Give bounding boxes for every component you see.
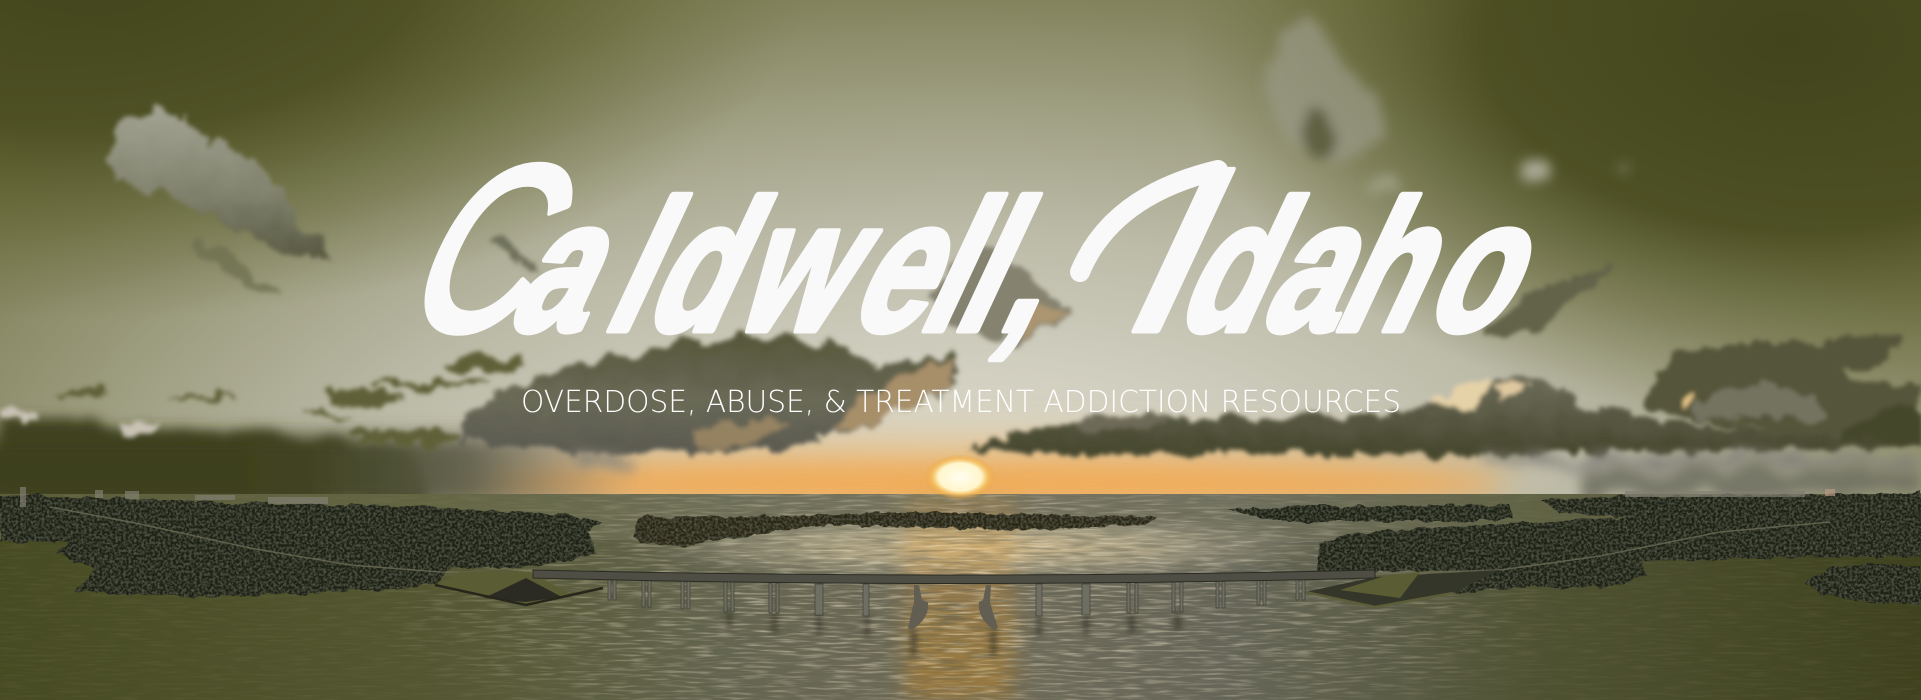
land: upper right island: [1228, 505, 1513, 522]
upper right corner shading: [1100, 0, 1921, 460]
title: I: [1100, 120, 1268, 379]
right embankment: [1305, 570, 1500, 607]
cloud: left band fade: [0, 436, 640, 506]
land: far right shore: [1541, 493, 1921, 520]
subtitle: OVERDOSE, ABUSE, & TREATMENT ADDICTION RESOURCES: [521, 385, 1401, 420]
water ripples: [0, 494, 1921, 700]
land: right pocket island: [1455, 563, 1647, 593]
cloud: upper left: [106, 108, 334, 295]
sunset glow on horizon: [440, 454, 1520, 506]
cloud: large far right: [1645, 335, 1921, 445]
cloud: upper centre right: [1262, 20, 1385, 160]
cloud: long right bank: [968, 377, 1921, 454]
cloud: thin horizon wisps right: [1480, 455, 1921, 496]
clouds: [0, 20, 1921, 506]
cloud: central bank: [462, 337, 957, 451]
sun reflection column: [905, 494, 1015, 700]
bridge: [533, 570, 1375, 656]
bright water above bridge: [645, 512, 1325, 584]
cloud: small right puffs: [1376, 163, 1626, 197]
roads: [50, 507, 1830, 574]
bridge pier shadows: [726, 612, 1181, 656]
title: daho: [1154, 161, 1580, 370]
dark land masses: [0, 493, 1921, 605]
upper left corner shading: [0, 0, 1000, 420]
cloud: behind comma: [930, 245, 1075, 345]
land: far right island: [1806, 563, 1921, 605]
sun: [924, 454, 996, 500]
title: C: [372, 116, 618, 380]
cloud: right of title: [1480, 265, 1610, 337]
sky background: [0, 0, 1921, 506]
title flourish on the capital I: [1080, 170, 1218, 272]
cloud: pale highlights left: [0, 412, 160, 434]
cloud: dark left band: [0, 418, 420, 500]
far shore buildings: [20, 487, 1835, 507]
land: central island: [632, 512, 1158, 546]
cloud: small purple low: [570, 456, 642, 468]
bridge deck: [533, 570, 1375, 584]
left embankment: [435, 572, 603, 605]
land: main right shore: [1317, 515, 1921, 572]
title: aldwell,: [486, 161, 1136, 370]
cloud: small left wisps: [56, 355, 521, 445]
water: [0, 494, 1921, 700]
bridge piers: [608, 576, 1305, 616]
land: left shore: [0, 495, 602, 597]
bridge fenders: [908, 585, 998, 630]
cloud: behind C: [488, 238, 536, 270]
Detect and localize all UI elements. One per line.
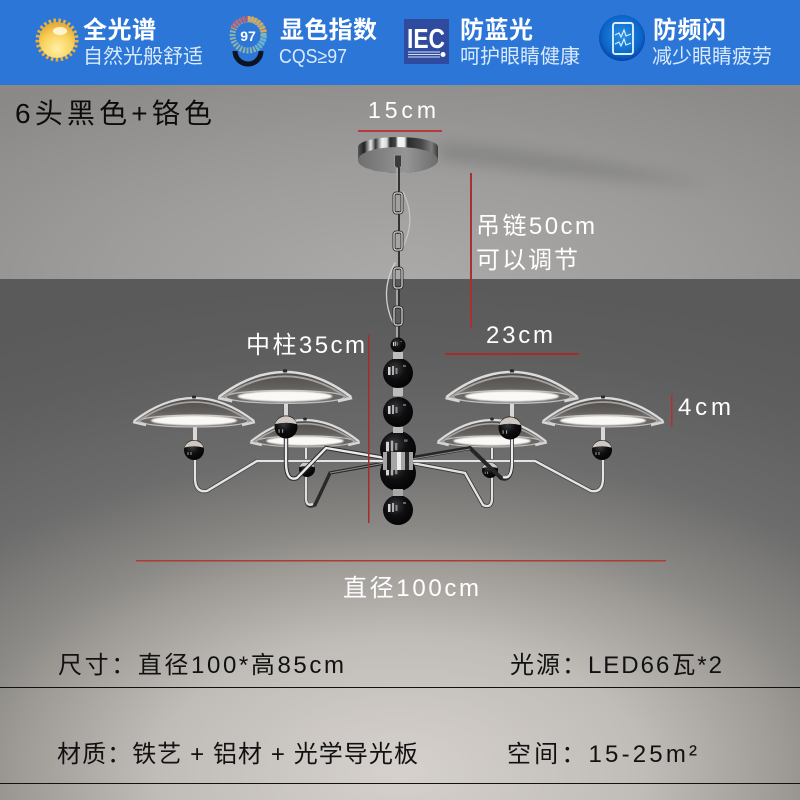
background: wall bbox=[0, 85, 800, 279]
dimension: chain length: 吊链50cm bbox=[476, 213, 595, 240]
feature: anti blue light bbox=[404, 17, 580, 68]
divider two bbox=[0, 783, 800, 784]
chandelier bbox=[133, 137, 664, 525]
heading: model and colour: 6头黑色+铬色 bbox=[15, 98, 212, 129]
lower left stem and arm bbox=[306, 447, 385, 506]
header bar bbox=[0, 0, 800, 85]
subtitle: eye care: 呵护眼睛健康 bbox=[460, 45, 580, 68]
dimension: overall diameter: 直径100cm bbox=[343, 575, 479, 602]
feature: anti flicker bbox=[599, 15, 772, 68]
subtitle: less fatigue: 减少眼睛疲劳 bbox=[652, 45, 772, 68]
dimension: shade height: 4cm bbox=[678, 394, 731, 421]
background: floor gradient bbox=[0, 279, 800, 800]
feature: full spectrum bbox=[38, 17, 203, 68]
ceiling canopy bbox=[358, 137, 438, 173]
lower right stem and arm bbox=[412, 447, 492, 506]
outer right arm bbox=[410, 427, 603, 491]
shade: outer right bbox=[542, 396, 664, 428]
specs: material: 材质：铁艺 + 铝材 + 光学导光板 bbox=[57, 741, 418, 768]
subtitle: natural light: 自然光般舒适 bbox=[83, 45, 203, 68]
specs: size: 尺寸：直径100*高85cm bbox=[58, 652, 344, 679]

WHAT TO PRODUCE - Print all of the records above verbatim, including every coordinate and character, and leave out the pictures.

TASK RESPONSE -
Give bounding boxes for every component you see.
land: upper right island: [1228, 505, 1513, 522]
upper right corner shading: [1100, 0, 1921, 460]
title: I: [1100, 120, 1268, 379]
right embankment: [1305, 570, 1500, 607]
cloud: left band fade: [0, 436, 640, 506]
land: far right shore: [1541, 493, 1921, 520]
subtitle: OVERDOSE, ABUSE, & TREATMENT ADDICTION RESOURCES: [521, 385, 1401, 420]
water ripples: [0, 494, 1921, 700]
land: right pocket island: [1455, 563, 1647, 593]
cloud: upper left: [106, 108, 334, 295]
sunset glow on horizon: [440, 454, 1520, 506]
cloud: large far right: [1645, 335, 1921, 445]
cloud: upper centre right: [1262, 20, 1385, 160]
cloud: long right bank: [968, 377, 1921, 454]
cloud: thin horizon wisps right: [1480, 455, 1921, 496]
clouds: [0, 20, 1921, 506]
cloud: central bank: [462, 337, 957, 451]
sun reflection column: [905, 494, 1015, 700]
bridge: [533, 570, 1375, 656]
bright water above bridge: [645, 512, 1325, 584]
cloud: small right puffs: [1376, 163, 1626, 197]
roads: [50, 507, 1830, 574]
bridge pier shadows: [726, 612, 1181, 656]
title: daho: [1154, 161, 1580, 370]
dark land masses: [0, 493, 1921, 605]
upper left corner shading: [0, 0, 1000, 420]
cloud: behind comma: [930, 245, 1075, 345]
land: far right island: [1806, 563, 1921, 605]
sun: [924, 454, 996, 500]
title: C: [372, 116, 618, 380]
cloud: right of title: [1480, 265, 1610, 337]
sky background: [0, 0, 1921, 506]
title flourish on the capital I: [1080, 170, 1218, 272]
cloud: pale highlights left: [0, 412, 160, 434]
cloud: dark left band: [0, 418, 420, 500]
far shore buildings: [20, 487, 1835, 507]
land: central island: [632, 512, 1158, 546]
cloud: small purple low: [570, 456, 642, 468]
bridge deck: [533, 570, 1375, 584]
left embankment: [435, 572, 603, 605]
land: main right shore: [1317, 515, 1921, 572]
title: aldwell,: [486, 161, 1136, 370]
cloud: small left wisps: [56, 355, 521, 445]
water: [0, 494, 1921, 700]
bridge piers: [608, 576, 1305, 616]
land: left shore: [0, 495, 602, 597]
bridge fenders: [908, 585, 998, 630]
cloud: behind C: [488, 238, 536, 270]
Detect and localize all UI elements. One per line.
background: wall bbox=[0, 85, 800, 279]
dimension: chain length: 吊链50cm bbox=[476, 213, 595, 240]
feature: anti blue light bbox=[404, 17, 580, 68]
divider two bbox=[0, 783, 800, 784]
chandelier bbox=[133, 137, 664, 525]
heading: model and colour: 6头黑色+铬色 bbox=[15, 98, 212, 129]
lower left stem and arm bbox=[306, 447, 385, 506]
header bar bbox=[0, 0, 800, 85]
subtitle: eye care: 呵护眼睛健康 bbox=[460, 45, 580, 68]
dimension: overall diameter: 直径100cm bbox=[343, 575, 479, 602]
feature: anti flicker bbox=[599, 15, 772, 68]
subtitle: less fatigue: 减少眼睛疲劳 bbox=[652, 45, 772, 68]
dimension: shade height: 4cm bbox=[678, 394, 731, 421]
background: floor gradient bbox=[0, 279, 800, 800]
feature: full spectrum bbox=[38, 17, 203, 68]
ceiling canopy bbox=[358, 137, 438, 173]
lower right stem and arm bbox=[412, 447, 492, 506]
outer right arm bbox=[410, 427, 603, 491]
shade: outer right bbox=[542, 396, 664, 428]
specs: material: 材质：铁艺 + 铝材 + 光学导光板 bbox=[57, 741, 418, 768]
subtitle: natural light: 自然光般舒适 bbox=[83, 45, 203, 68]
specs: size: 尺寸：直径100*高85cm bbox=[58, 652, 344, 679]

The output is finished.